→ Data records
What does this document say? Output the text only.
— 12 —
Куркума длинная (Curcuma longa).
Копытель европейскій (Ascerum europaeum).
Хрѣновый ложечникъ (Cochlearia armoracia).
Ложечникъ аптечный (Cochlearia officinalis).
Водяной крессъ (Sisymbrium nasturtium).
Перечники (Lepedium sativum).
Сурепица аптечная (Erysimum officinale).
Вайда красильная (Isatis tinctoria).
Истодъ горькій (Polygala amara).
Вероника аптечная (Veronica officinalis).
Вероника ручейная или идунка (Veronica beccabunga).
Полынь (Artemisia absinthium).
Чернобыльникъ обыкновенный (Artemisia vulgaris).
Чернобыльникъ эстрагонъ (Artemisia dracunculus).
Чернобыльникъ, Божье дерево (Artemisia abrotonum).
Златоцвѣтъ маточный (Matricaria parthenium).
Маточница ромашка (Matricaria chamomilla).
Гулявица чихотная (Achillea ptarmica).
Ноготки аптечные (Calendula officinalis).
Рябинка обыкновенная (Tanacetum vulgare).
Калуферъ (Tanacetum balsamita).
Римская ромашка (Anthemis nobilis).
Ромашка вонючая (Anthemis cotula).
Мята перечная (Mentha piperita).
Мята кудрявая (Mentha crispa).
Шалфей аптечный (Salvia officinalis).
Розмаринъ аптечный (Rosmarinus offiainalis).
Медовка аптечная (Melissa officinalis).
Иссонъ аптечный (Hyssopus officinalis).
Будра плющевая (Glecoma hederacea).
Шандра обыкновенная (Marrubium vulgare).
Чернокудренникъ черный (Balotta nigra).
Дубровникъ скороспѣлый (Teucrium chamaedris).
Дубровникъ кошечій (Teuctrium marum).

→ What this task involves
Identify the lines in the records above that contain the word "Matricaria", then state how many there are and nothing more.

→ The reply
2